WHAT IS ASKED
Below is a set of records; print all of them exactly as written.

┌────────

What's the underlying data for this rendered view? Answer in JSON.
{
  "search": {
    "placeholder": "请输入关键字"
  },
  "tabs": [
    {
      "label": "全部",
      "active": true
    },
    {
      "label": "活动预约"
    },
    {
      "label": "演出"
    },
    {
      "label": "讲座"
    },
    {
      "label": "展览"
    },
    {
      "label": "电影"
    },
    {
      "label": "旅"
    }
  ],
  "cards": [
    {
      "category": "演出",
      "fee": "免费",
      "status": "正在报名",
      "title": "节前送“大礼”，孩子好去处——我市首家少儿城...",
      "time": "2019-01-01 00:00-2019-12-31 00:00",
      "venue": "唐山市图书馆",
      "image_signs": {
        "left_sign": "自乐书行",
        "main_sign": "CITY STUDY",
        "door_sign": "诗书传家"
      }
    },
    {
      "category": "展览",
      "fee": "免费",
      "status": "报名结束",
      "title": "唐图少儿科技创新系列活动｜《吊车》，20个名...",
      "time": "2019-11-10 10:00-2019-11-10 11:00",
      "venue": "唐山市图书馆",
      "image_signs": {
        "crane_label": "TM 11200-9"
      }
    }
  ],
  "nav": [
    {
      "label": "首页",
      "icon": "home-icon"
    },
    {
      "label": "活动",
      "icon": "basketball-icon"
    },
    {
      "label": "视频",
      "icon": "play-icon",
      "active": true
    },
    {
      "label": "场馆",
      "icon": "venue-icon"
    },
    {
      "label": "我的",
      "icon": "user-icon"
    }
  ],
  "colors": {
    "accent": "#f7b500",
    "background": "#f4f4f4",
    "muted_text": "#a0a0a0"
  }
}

└────────

EXERCISE OUTPUT
What's the underlying data for this rendered view? Answer in JSON.
{
  "search": {
    "placeholder": "请输入关键字"
  },
  "tabs": [
    {
      "label": "全部",
      "active": true
    },
    {
      "label": "活动预约"
    },
    {
      "label": "演出"
    },
    {
      "label": "讲座"
    },
    {
      "label": "展览"
    },
    {
      "label": "电影"
    },
    {
      "label": "旅"
    }
  ],
  "cards": [
    {
      "category": "演出",
      "fee": "免费",
      "status": "正在报名",
      "title": "节前送“大礼”，孩子好去处——我市首家少儿城...",
      "time": "2019-01-01 00:00-2019-12-31 00:00",
      "venue": "唐山市图书馆",
      "image_signs": {
        "left_sign": "自乐书行",
        "main_sign": "CITY STUDY",
        "door_sign": "诗书传家"
      }
    },
    {
      "category": "展览",
      "fee": "免费",
      "status": "报名结束",
      "title": "唐图少儿科技创新系列活动｜《吊车》，20个名...",
      "time": "2019-11-10 10:00-2019-11-10 11:00",
      "venue": "唐山市图书馆",
      "image_signs": {
        "crane_label": "TM 11200-9"
      }
    }
  ],
  "nav": [
    {
      "label": "首页",
      "icon": "home-icon"
    },
    {
      "label": "活动",
      "icon": "basketball-icon"
    },
    {
      "label": "视频",
      "icon": "play-icon",
      "active": true
    },
    {
      "label": "场馆",
      "icon": "venue-icon"
    },
    {
      "label": "我的",
      "icon": "user-icon"
    }
  ],
  "colors": {
    "accent": "#f7b500",
    "background": "#f4f4f4",
    "muted_text": "#a0a0a0"
  }
}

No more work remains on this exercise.